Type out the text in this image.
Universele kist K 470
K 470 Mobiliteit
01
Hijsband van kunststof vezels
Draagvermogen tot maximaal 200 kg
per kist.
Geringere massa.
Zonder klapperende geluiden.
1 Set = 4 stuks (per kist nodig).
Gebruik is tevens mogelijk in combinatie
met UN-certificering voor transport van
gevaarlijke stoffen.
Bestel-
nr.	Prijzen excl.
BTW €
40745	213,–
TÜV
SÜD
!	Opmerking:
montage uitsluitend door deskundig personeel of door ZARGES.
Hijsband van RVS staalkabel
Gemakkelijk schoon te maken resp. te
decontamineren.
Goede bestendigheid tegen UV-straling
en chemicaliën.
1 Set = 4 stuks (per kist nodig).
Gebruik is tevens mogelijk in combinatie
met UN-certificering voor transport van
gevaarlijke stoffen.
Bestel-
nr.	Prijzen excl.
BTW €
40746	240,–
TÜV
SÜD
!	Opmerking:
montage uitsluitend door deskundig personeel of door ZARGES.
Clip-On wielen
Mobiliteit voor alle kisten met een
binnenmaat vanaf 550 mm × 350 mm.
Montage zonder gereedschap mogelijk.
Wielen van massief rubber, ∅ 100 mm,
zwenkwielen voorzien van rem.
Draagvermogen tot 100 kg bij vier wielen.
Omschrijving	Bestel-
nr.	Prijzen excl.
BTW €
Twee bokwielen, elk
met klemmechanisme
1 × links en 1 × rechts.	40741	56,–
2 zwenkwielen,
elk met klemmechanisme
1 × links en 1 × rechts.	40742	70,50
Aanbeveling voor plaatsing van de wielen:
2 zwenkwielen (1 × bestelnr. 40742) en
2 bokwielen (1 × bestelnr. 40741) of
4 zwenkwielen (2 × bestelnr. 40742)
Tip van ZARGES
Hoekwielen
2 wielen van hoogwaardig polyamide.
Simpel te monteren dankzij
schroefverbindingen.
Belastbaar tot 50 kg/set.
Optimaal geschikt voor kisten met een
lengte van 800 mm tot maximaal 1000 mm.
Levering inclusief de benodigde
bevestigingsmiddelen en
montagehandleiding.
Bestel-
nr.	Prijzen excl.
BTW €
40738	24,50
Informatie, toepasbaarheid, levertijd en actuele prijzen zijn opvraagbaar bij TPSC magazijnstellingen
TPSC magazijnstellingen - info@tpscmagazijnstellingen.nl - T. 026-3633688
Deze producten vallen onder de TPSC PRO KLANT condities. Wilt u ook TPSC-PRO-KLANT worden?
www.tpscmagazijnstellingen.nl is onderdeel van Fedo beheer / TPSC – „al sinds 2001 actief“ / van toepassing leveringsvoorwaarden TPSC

****

**WRITTEN REQUEST:** Repeat all of the entries exactly.

**WORKED SOLUTION:**
Type out the text in this image.
Universele kist K 470
K 470 Mobiliteit
01
Hijsband van kunststof vezels
Draagvermogen tot maximaal 200 kg
per kist.
Geringere massa.
Zonder klapperende geluiden.
1 Set = 4 stuks (per kist nodig).
Gebruik is tevens mogelijk in combinatie
met UN-certificering voor transport van
gevaarlijke stoffen.
Bestel-
nr.	Prijzen excl.
BTW €
40745	213,–
TÜV
SÜD
!	Opmerking:
montage uitsluitend door deskundig personeel of door ZARGES.
Hijsband van RVS staalkabel
Gemakkelijk schoon te maken resp. te
decontamineren.
Goede bestendigheid tegen UV-straling
en chemicaliën.
1 Set = 4 stuks (per kist nodig).
Gebruik is tevens mogelijk in combinatie
met UN-certificering voor transport van
gevaarlijke stoffen.
Bestel-
nr.	Prijzen excl.
BTW €
40746	240,–
TÜV
SÜD
!	Opmerking:
montage uitsluitend door deskundig personeel of door ZARGES.
Clip-On wielen
Mobiliteit voor alle kisten met een
binnenmaat vanaf 550 mm × 350 mm.
Montage zonder gereedschap mogelijk.
Wielen van massief rubber, ∅ 100 mm,
zwenkwielen voorzien van rem.
Draagvermogen tot 100 kg bij vier wielen.
Omschrijving	Bestel-
nr.	Prijzen excl.
BTW €
Twee bokwielen, elk
met klemmechanisme
1 × links en 1 × rechts.	40741	56,–
2 zwenkwielen,
elk met klemmechanisme
1 × links en 1 × rechts.	40742	70,50
Aanbeveling voor plaatsing van de wielen:
2 zwenkwielen (1 × bestelnr. 40742) en
2 bokwielen (1 × bestelnr. 40741) of
4 zwenkwielen (2 × bestelnr. 40742)
Tip van ZARGES
Hoekwielen
2 wielen van hoogwaardig polyamide.
Simpel te monteren dankzij
schroefverbindingen.
Belastbaar tot 50 kg/set.
Optimaal geschikt voor kisten met een
lengte van 800 mm tot maximaal 1000 mm.
Levering inclusief de benodigde
bevestigingsmiddelen en
montagehandleiding.
Bestel-
nr.	Prijzen excl.
BTW €
40738	24,50
Informatie, toepasbaarheid, levertijd en actuele prijzen zijn opvraagbaar bij TPSC magazijnstellingen
TPSC magazijnstellingen - info@tpscmagazijnstellingen.nl - T. 026-3633688
Deze producten vallen onder de TPSC PRO KLANT condities. Wilt u ook TPSC-PRO-KLANT worden?
www.tpscmagazijnstellingen.nl is onderdeel van Fedo beheer / TPSC – „al sinds 2001 actief“ / van toepassing leveringsvoorwaarden TPSC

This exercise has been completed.